**SOURCE RECORDS:**

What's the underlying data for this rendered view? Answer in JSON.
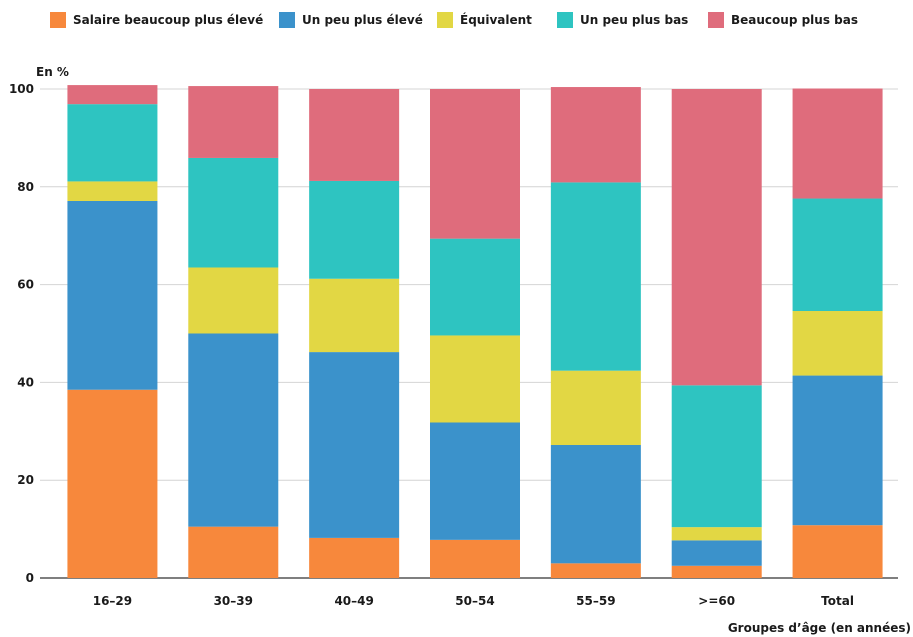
{
  "chart_data": {
    "type": "bar",
    "stacked": true,
    "title": "",
    "ylabel": "En %",
    "xlabel": "Groupes d’âge (en années)",
    "ylim": [
      0,
      100
    ],
    "yticks": [
      0,
      20,
      40,
      60,
      80,
      100
    ],
    "grid": true,
    "legend_position": "top",
    "categories": [
      "16–29",
      "30–39",
      "40–49",
      "50–54",
      "55–59",
      ">=60",
      "Total"
    ],
    "series": [
      {
        "name": "Salaire beaucoup plus élevé",
        "color": "#f7883c",
        "values": [
          38.5,
          10.5,
          8.2,
          7.8,
          3.0,
          2.5,
          10.8
        ]
      },
      {
        "name": "Un peu plus élevé",
        "color": "#3b92cb",
        "values": [
          38.6,
          39.5,
          38.0,
          24.0,
          24.2,
          5.2,
          30.6
        ]
      },
      {
        "name": "Équivalent",
        "color": "#e2d744",
        "values": [
          4.0,
          13.5,
          15.0,
          17.8,
          15.2,
          2.7,
          13.2
        ]
      },
      {
        "name": "Un peu plus bas",
        "color": "#2ec4c1",
        "values": [
          15.8,
          22.4,
          20.0,
          19.8,
          38.5,
          29.0,
          23.0
        ]
      },
      {
        "name": "Beaucoup plus bas",
        "color": "#df6c7c",
        "values": [
          3.9,
          14.7,
          18.8,
          30.6,
          19.5,
          60.6,
          22.5
        ]
      }
    ]
  }
}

**SHORT EXERCISE:**
Which lines hold the word "name"? Show each one.

**SOLVED PROBLEM:**
        "name": "Salaire beaucoup plus élevé",
        "name": "Un peu plus élevé",
        "name": "Équivalent",
        "name": "Un peu plus bas",
        "name": "Beaucoup plus bas",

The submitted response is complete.